EXCERPT:

Kelsey Blackwell, Senior Food Editor

April 16, 2010

3 Min Read
New Safe Chemicals Act introduced

New proposed legislation, the Safe Chemicals Act of 2010, introduced this week by Senator Frank R. Lautenberg (D-NJ) and Congressmen Henry Waxman (D-Calif.) and Bobby Rush (D-Ill.), has the potential to significantly change how the federal government protects the public from toxic chemicals.

“The Safe Chemicals Act will bring order to a chemical industry whose products have largely escaped regulation for the past three decades,” said Richard Wiles, senior vice president for policy and communications for the Environmental Working Group. “The current law is riddled with so many loopholes that in more than 30 years, the Environmental Protection Agency has been able to regulate only five of the 83,000 chemicals in use in consumer goods.”

The bill could affect many of the products consumers use in their homes, offices and schools including food and beverage packaging, electronics, furniture, toys, personal care and cleaning products. Any natural product that’s using industrial chemicals as ingredients would be impacted.

"We support any kind of legislation that's going to reduce the chemical burden that all of us live with on a daily basis," said Eileen Sheets, managing director for Bioforce USA which makes natural and low-chemical hair dyes and denture creams among other things. "Without seeing details of what this new legislation could cover it's hard to know if we'd be impacted. Our products are all good and clean but I don't know what might be questioned."

Representatives Waxman and Rush announced an aggressive schedule in the House of Representatives to complete committee action by mid-summer.

According to a release from Safer Chemicals, Healthy Families, proposed reforms include:

  • Requiring chemical companies to develop and make publicly available basic health and safety information for all chemicals.

  • Requiring chemicals to meet a safety standard that protects vulnerable sub-populations, including pregnant women and children.

  • A new program to identify communities that are “hot spots” for toxic chemicals and to take action to reduce exposures.

EXERCISES TO COMPLETE:
1. In the article on the Safe Chemicals Act, why does Eileen Sheets say it is hard to know whether Bioforce USA would be affected by the legislation?
2. According to the article on the Safe Chemicals Act, how many of the 83,000 chemicals in consumer goods has the Environmental Protection Agency been able to regulate?
The material below is separate from the article on the Safe Chemicals Act.

EXCERPTED DATA:
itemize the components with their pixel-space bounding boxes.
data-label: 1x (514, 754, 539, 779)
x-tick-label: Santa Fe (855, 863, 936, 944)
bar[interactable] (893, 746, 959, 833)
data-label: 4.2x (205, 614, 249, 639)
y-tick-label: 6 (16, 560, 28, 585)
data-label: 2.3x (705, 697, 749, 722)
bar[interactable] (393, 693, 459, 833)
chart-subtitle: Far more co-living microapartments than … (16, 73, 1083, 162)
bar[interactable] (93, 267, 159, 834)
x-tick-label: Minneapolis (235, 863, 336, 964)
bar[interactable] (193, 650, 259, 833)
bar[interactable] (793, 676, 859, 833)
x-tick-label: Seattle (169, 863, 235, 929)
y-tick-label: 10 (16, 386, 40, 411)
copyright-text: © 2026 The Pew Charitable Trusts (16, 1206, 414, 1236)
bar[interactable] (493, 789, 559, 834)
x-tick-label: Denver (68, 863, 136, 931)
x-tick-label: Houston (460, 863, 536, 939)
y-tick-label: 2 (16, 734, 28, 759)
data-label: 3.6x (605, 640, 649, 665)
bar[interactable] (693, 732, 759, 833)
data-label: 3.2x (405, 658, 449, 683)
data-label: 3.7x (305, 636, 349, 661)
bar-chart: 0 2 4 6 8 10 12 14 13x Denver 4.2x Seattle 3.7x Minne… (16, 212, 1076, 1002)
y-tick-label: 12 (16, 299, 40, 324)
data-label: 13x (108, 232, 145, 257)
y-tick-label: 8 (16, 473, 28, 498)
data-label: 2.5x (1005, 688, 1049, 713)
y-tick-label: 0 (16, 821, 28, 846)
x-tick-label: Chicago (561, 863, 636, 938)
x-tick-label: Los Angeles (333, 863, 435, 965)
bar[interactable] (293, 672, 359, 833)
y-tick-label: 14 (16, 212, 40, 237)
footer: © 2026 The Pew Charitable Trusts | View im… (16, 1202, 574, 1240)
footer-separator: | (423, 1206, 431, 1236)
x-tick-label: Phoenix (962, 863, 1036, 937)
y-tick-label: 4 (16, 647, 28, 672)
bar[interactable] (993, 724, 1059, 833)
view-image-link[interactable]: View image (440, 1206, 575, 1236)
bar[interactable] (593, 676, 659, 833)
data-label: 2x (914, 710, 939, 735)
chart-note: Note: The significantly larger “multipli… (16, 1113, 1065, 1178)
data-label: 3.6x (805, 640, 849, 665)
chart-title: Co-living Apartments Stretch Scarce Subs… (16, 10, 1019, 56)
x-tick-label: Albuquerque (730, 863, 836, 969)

LIST OF ANSWERS:
1. She says it is hard to know because she has not yet seen the details of what the new legislation could cover. Although she considers the company's products clean, she does not know what might be questioned.

2. Only five, in more than 30 years.